Work required: Identify each line in the records below that contains the word "image", and copy it.

Dataset records
+ + + + +

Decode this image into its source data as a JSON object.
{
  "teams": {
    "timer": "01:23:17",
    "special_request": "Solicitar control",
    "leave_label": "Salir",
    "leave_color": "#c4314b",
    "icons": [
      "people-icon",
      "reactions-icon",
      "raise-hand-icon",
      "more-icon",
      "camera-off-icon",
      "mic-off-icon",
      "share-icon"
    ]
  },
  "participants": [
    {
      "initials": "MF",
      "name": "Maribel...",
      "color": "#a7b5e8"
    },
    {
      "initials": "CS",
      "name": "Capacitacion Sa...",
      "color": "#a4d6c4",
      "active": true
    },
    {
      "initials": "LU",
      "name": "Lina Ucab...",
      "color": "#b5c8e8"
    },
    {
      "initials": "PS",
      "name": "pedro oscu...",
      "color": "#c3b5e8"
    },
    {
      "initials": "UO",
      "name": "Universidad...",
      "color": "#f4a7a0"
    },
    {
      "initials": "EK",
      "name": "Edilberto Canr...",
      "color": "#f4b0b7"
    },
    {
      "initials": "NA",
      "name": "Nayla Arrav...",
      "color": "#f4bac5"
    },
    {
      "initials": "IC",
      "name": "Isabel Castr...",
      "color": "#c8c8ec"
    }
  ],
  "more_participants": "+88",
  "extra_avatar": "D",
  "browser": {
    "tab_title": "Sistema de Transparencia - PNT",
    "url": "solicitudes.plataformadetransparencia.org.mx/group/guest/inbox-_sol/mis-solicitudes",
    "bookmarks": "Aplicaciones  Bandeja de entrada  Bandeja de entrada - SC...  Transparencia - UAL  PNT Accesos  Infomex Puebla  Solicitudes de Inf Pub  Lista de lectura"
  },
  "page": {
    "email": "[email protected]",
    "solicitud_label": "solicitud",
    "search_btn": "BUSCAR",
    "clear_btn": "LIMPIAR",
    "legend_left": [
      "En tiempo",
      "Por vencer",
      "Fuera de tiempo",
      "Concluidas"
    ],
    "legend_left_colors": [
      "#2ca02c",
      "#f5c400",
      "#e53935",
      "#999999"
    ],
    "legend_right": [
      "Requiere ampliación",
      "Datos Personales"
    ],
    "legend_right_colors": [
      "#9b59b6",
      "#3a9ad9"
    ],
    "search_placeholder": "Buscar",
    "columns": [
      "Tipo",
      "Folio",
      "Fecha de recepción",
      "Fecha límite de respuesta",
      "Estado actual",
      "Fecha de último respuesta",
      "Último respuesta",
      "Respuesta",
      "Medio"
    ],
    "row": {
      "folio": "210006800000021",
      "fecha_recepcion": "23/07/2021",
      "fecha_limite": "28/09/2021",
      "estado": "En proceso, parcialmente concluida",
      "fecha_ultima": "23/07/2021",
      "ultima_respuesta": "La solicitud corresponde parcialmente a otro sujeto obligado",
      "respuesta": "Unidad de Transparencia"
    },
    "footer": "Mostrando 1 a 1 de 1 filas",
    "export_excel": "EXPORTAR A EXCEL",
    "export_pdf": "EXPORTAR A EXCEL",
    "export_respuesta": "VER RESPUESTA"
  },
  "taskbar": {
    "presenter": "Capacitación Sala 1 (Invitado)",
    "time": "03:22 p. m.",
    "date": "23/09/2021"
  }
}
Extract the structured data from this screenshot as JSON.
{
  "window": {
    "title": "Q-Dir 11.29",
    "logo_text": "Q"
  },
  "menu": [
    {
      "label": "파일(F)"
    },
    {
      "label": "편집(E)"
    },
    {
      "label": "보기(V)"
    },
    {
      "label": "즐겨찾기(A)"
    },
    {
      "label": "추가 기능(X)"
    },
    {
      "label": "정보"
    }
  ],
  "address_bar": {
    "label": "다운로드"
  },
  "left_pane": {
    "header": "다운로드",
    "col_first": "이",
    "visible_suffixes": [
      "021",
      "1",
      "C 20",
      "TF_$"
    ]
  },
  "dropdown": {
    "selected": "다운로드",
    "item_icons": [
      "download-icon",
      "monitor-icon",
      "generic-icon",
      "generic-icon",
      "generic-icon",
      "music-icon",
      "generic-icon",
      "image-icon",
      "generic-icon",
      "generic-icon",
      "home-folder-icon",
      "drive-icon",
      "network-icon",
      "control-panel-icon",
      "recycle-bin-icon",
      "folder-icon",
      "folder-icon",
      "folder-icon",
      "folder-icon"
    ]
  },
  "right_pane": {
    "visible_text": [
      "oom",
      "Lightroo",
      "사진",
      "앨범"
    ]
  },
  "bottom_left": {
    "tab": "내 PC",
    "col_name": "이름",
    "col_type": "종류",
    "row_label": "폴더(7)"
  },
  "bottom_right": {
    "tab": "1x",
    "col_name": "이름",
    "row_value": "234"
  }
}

+ + + + +

Exercise response:
Decode this image into its source data as a JSON object.
      "image-icon",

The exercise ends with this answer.